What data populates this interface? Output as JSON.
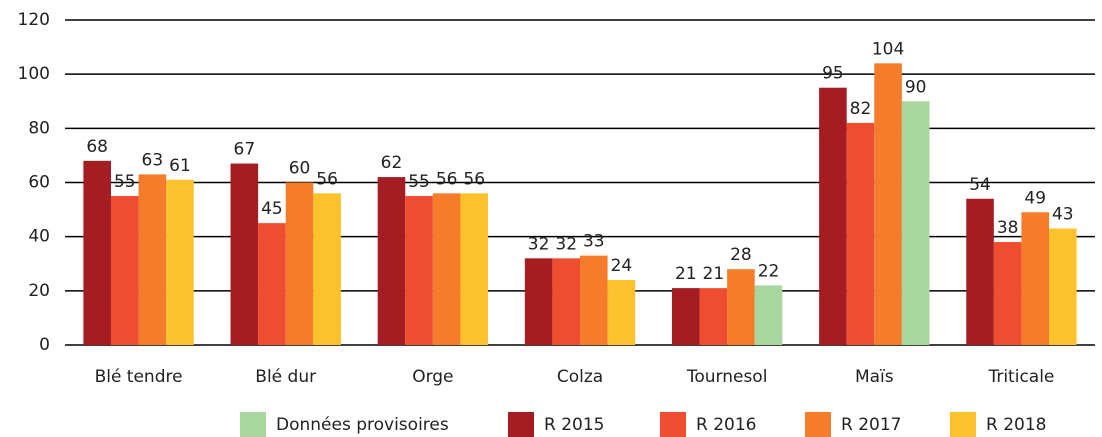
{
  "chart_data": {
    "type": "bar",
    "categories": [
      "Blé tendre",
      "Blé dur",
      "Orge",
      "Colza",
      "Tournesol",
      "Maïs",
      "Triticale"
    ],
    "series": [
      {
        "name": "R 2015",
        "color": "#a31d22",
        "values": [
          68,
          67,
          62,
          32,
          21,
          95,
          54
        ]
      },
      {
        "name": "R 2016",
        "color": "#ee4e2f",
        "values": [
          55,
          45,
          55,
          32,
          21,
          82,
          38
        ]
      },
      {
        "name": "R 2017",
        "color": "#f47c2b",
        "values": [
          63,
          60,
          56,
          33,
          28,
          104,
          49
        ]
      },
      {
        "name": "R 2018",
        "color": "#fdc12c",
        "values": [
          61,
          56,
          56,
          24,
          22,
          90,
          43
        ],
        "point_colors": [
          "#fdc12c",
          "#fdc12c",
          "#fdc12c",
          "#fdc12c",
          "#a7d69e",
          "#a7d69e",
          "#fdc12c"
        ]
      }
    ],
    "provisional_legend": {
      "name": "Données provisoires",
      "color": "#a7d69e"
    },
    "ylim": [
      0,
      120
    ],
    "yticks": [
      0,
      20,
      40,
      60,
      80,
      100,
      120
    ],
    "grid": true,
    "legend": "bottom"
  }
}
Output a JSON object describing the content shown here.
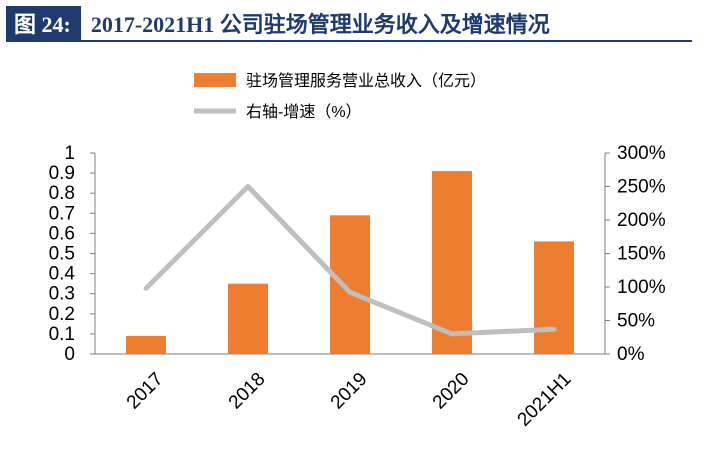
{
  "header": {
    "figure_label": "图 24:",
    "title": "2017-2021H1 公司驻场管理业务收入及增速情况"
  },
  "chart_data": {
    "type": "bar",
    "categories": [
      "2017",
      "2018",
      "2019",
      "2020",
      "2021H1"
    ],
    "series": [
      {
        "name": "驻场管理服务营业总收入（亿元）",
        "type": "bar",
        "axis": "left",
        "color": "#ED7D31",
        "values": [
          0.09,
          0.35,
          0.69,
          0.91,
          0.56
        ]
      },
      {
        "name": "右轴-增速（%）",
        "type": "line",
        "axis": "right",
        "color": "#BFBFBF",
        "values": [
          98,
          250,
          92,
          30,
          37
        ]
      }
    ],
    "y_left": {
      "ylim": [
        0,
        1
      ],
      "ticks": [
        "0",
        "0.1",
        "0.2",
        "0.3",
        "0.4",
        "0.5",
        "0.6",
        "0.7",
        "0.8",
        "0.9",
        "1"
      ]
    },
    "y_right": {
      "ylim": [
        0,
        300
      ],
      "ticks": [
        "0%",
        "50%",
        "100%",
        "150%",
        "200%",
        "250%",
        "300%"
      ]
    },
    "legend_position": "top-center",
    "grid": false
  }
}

☆ ☆ ☆ ☆

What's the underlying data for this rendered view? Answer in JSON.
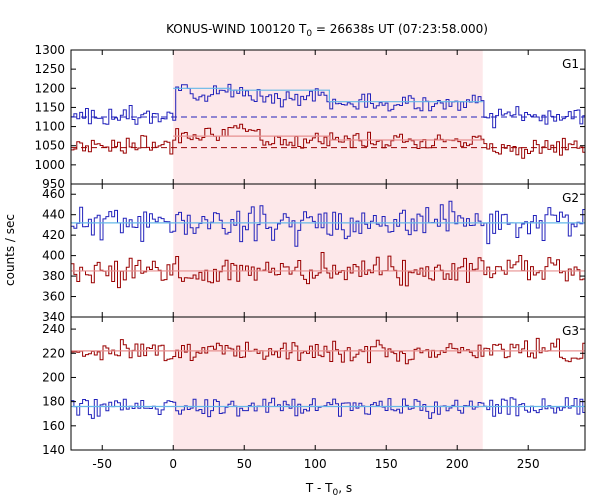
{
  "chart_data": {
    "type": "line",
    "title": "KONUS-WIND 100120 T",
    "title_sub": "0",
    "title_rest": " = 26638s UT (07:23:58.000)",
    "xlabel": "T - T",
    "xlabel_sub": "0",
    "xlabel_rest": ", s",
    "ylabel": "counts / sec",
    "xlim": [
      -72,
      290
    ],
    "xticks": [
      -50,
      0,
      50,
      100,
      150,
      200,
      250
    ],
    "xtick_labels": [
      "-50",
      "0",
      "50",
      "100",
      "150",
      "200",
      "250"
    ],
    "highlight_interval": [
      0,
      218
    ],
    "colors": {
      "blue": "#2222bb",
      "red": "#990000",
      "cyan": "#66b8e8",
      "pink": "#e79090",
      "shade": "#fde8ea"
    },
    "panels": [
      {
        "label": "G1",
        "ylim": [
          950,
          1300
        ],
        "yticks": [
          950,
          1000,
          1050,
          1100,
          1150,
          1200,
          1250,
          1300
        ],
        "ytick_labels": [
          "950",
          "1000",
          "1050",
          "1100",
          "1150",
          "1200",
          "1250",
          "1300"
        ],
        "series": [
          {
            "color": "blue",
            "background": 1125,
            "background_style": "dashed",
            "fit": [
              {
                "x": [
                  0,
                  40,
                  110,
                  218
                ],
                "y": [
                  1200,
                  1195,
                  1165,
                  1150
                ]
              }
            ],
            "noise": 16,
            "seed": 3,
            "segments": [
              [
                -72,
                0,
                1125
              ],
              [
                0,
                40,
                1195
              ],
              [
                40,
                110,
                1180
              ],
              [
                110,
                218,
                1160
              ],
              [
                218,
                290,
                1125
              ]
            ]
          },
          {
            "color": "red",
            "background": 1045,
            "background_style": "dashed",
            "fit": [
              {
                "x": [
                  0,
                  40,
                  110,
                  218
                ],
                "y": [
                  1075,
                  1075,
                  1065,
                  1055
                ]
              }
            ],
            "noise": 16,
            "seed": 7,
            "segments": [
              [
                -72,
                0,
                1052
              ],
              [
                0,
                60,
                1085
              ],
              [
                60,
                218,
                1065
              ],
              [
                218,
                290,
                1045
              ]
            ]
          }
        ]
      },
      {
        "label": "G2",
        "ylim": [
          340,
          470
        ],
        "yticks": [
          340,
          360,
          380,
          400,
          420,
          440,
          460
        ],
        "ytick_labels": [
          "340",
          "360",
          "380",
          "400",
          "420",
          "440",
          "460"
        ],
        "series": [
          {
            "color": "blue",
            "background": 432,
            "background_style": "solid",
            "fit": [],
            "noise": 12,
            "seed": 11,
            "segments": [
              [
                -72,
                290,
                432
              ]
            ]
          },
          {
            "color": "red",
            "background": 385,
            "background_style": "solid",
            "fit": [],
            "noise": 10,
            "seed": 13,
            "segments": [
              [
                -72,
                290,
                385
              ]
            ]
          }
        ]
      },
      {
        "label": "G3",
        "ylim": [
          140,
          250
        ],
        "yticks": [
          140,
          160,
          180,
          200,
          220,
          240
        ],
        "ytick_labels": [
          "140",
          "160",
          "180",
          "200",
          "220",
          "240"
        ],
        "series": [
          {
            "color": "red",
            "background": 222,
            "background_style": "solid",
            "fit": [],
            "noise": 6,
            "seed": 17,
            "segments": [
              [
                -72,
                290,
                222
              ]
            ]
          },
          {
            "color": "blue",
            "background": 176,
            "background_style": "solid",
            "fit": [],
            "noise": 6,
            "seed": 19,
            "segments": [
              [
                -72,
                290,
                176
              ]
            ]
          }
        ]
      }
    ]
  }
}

☆ ☆ ☆ ☆

**GIVEN REQUEST**
Search the records above for "What". Copy each line where it is found.

**IN RESPONSE**
What data populates this interface? Output as JSON.
What's the underlying data for this rendered view? Answer in JSON.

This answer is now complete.